- **EXERCISE PROMPT**: Copy each line of the records that holds the string "乐观向上".

Stored entries:

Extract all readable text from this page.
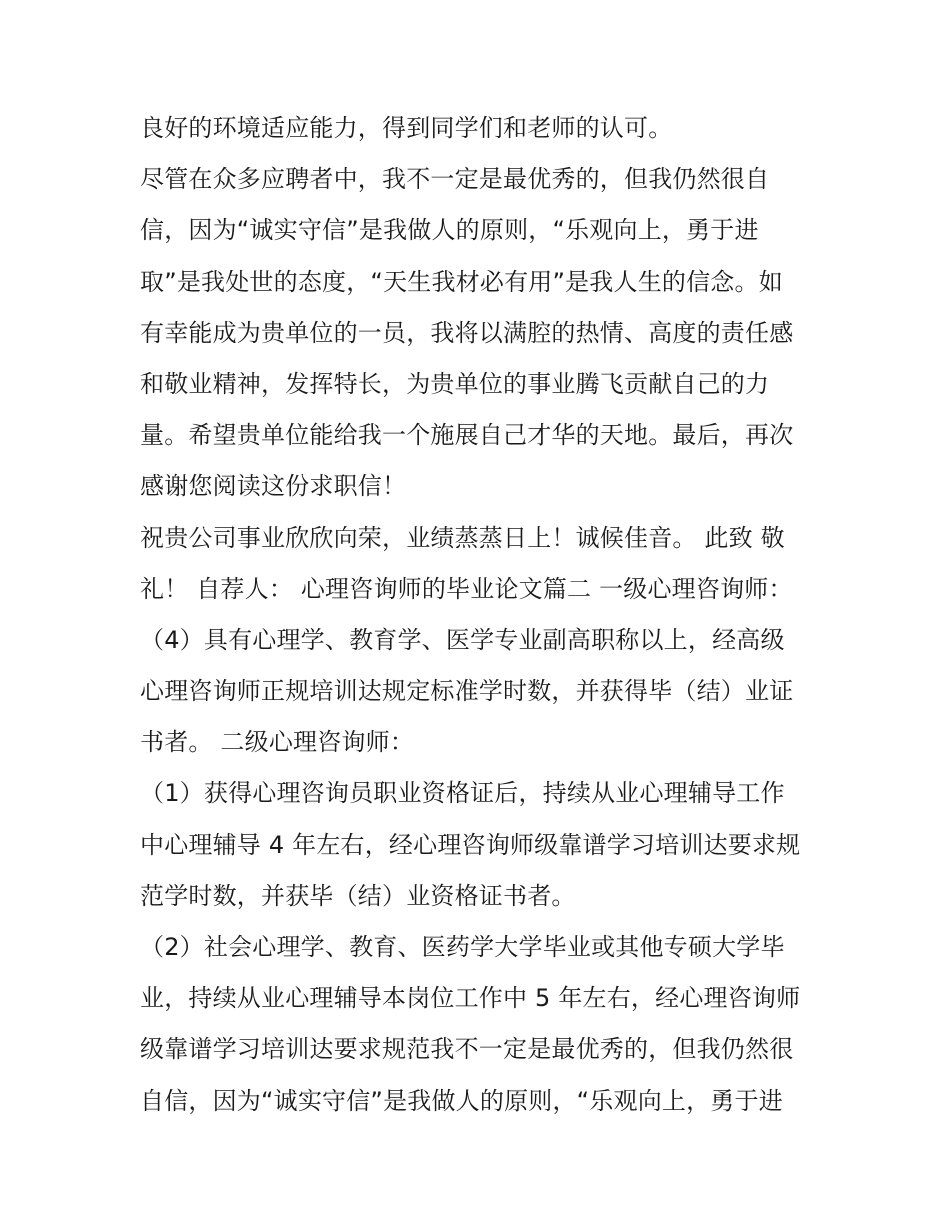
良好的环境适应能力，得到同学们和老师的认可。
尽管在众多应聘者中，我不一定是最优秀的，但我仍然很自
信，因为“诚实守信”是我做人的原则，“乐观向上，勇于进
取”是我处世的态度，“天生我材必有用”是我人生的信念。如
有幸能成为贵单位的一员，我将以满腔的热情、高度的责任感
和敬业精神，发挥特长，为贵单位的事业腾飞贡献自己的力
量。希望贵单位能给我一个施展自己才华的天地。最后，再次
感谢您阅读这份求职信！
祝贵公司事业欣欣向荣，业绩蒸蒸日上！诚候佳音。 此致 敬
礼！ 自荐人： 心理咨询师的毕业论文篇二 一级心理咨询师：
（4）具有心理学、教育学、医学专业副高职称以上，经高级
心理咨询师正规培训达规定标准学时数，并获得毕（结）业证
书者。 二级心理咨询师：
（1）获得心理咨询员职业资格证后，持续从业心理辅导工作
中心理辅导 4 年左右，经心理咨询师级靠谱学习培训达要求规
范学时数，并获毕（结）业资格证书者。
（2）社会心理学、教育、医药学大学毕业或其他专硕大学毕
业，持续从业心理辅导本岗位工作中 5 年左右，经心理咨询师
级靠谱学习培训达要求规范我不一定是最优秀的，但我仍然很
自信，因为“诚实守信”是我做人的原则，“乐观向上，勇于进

* * *

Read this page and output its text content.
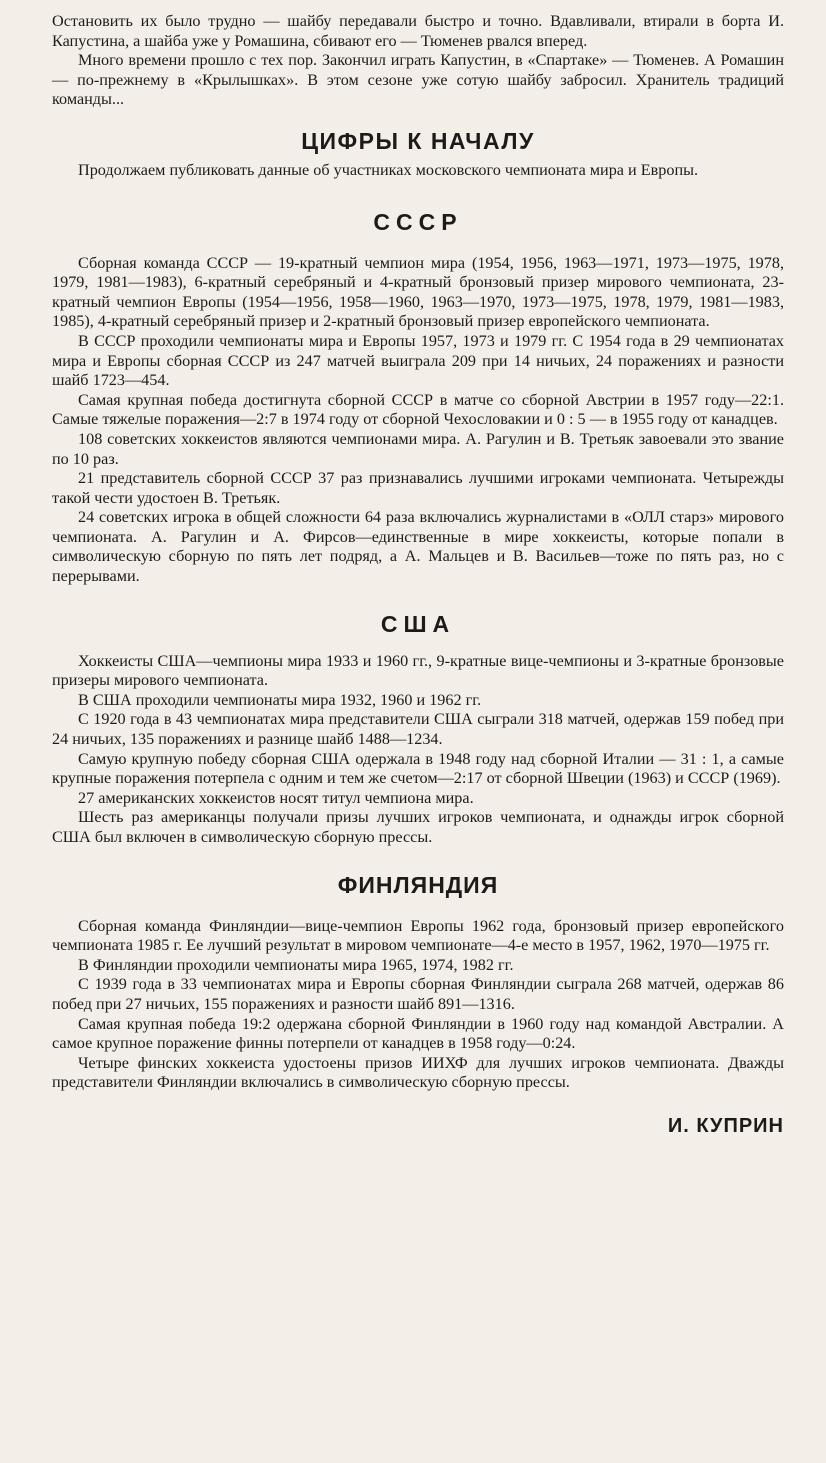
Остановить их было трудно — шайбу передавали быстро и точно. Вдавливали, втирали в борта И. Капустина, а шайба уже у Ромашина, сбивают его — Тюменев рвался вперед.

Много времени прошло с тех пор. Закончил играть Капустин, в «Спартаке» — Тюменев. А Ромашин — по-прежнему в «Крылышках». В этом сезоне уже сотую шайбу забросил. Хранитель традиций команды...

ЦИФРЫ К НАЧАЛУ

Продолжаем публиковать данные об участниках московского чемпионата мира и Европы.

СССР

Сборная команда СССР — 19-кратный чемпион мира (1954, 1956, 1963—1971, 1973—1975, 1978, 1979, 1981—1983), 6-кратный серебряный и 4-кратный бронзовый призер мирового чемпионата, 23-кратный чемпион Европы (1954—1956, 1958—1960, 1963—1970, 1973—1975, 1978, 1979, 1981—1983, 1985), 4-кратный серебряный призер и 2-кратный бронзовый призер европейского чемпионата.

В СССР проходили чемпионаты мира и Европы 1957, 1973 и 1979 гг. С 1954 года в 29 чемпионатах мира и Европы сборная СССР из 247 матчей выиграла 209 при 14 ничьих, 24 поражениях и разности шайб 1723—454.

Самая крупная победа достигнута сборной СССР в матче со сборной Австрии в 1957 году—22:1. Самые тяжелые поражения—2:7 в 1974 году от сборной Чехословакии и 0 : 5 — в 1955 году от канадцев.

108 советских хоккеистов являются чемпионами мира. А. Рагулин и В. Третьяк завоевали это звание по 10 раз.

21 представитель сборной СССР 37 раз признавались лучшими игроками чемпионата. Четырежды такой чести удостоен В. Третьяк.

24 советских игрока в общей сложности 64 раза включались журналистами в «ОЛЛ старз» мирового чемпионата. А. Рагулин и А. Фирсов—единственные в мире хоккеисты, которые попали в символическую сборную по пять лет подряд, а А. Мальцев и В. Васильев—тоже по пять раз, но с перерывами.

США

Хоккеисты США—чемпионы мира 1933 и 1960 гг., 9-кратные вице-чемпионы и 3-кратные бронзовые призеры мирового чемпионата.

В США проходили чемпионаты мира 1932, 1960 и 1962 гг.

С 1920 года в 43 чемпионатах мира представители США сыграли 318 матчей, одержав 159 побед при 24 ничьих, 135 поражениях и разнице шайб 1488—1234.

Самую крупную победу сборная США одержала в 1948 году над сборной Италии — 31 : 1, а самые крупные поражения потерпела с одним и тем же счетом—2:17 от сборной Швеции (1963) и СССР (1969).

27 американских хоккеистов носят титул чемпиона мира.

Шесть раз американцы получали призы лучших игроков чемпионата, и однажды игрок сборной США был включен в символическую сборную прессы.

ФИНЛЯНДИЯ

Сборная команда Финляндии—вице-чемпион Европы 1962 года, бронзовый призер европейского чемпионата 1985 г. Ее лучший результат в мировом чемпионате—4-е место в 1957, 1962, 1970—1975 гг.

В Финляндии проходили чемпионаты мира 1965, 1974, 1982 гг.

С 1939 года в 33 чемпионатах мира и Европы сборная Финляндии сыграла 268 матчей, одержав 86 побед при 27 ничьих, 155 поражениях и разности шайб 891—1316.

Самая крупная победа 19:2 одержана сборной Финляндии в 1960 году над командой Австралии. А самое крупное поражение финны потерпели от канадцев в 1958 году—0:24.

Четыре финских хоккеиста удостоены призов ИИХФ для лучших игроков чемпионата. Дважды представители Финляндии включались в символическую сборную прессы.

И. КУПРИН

...

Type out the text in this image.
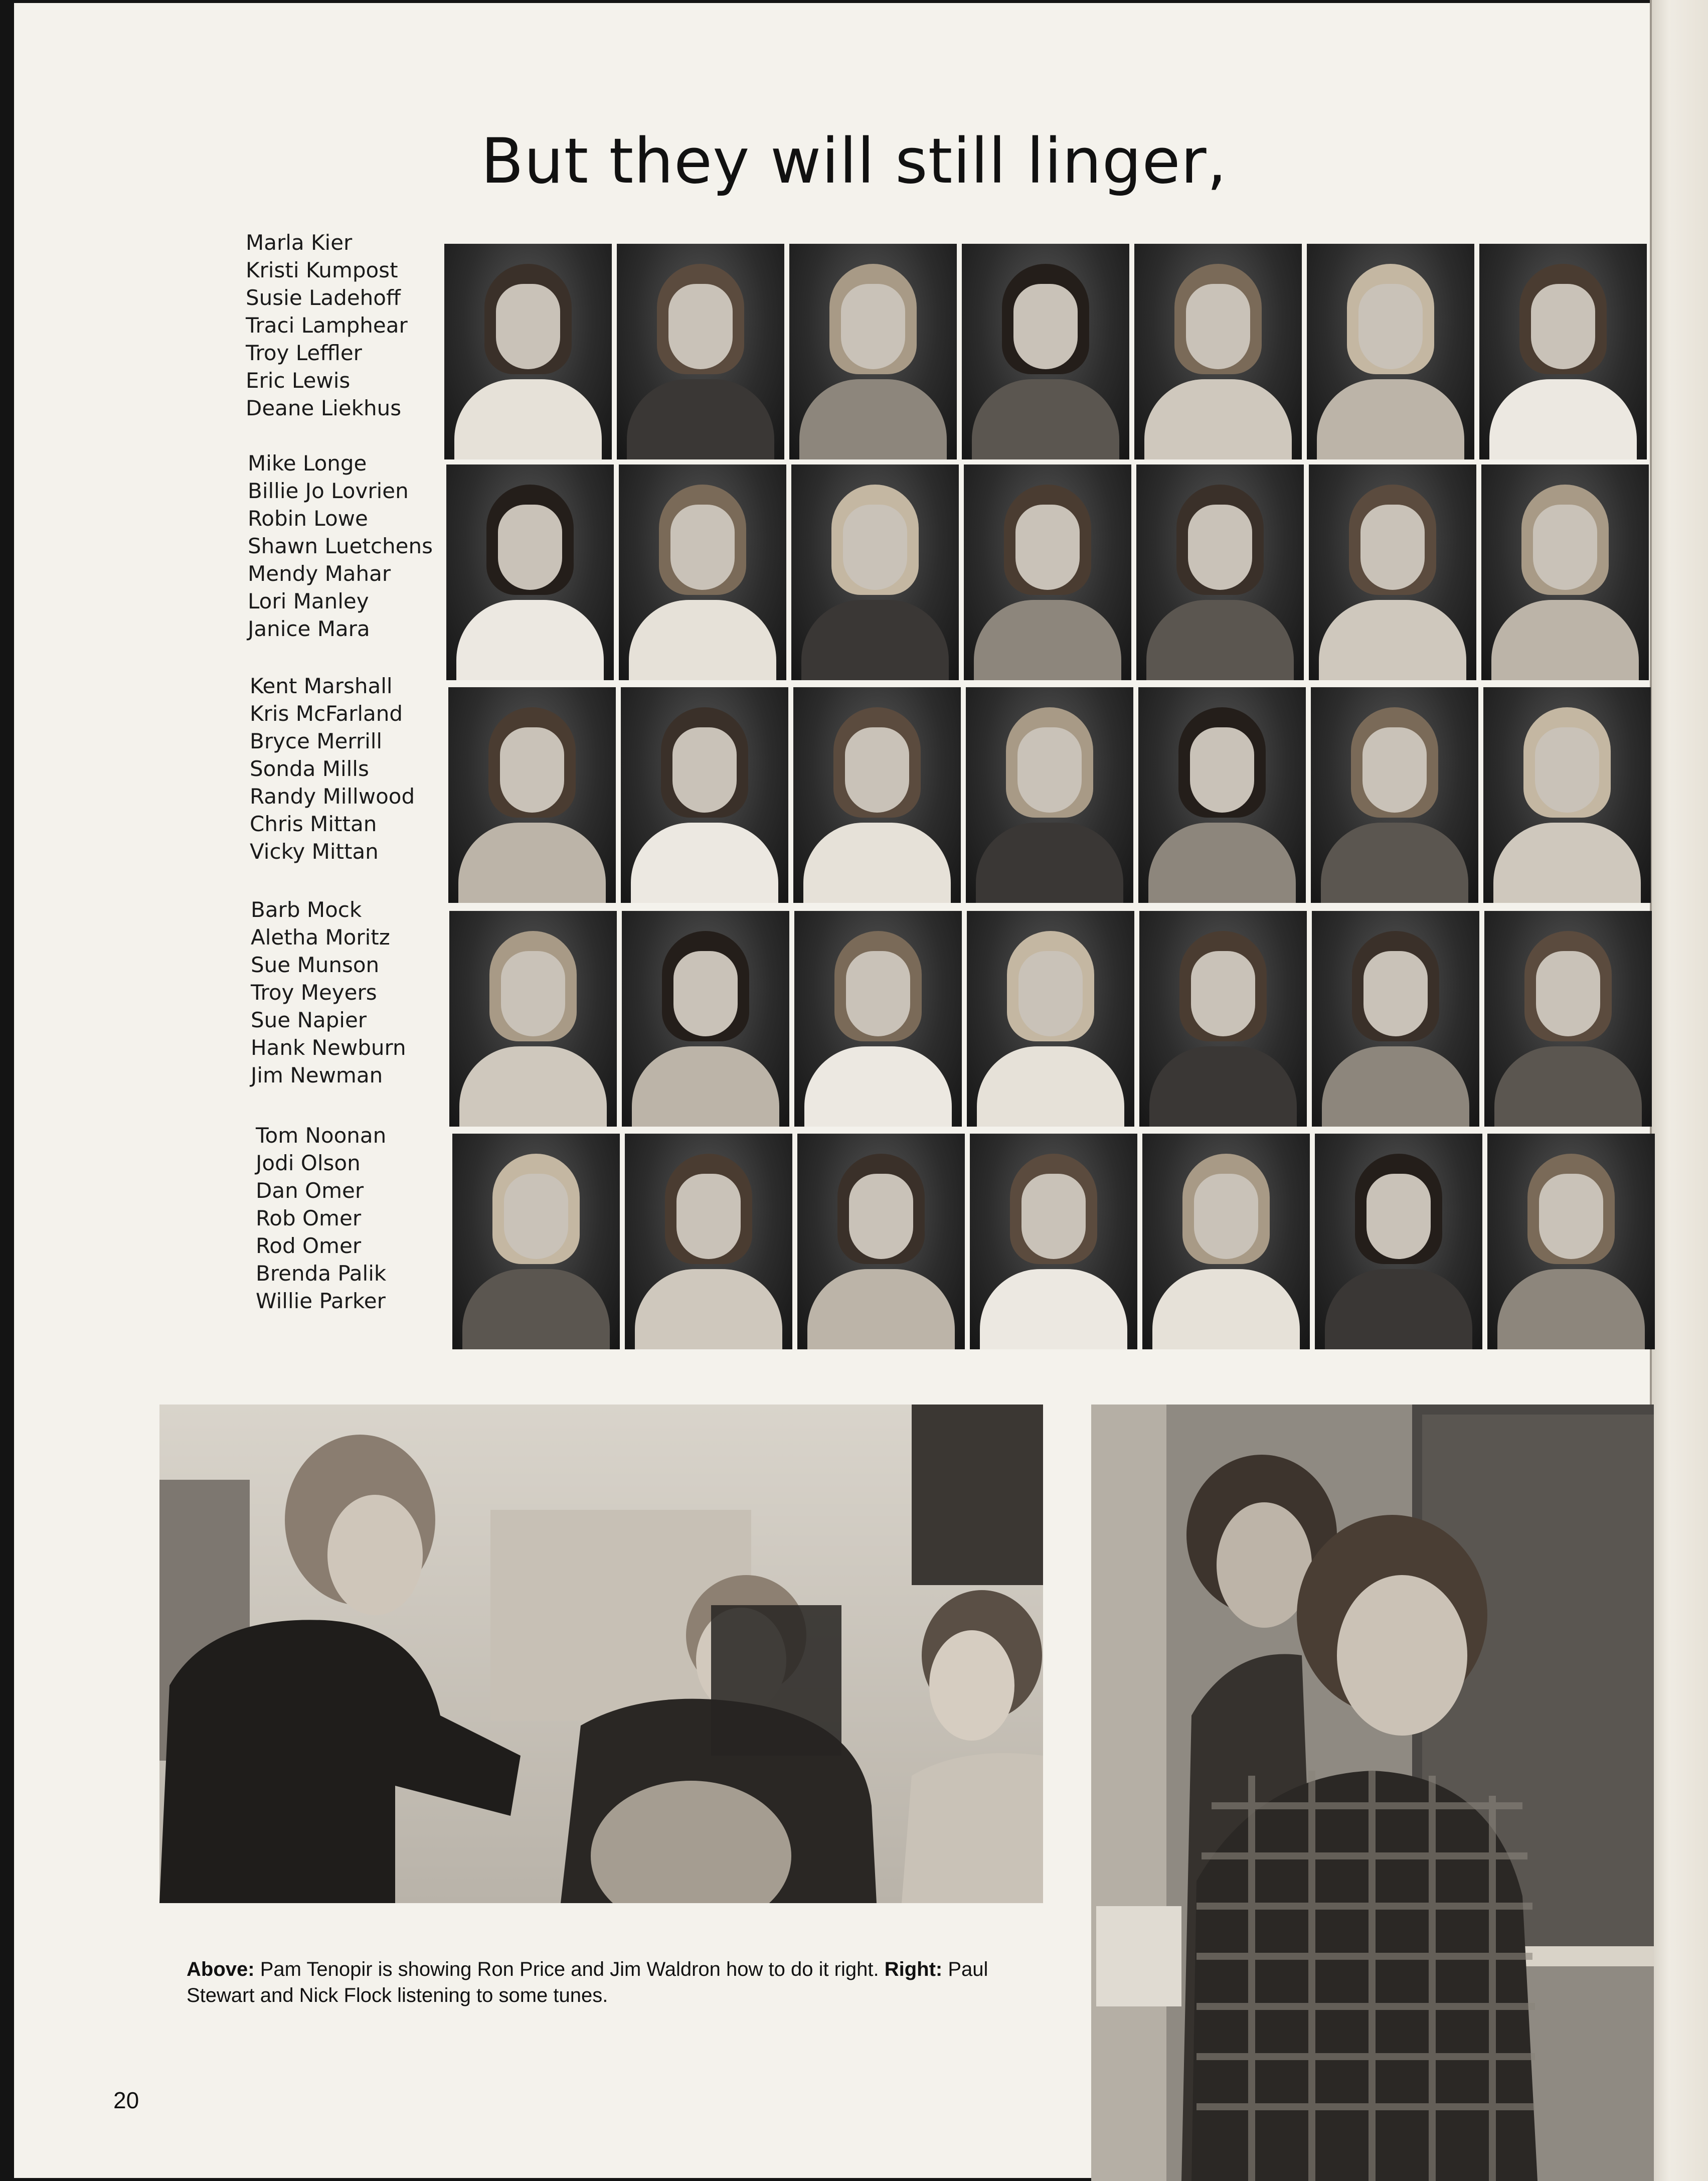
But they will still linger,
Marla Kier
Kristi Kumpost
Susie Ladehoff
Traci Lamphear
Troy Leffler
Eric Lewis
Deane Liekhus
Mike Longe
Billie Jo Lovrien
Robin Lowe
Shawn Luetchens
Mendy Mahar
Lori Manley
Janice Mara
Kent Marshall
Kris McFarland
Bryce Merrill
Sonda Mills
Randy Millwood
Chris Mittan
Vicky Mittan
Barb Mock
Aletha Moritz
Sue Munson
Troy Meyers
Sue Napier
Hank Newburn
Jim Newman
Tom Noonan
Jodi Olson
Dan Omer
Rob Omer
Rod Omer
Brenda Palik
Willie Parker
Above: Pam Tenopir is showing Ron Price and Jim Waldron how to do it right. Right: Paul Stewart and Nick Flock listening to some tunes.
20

- **FULL SOLUTION**:
信，因为“诚实守信”是我做人的原则，“乐观向上，勇于进
自信，因为“诚实守信”是我做人的原则，“乐观向上，勇于进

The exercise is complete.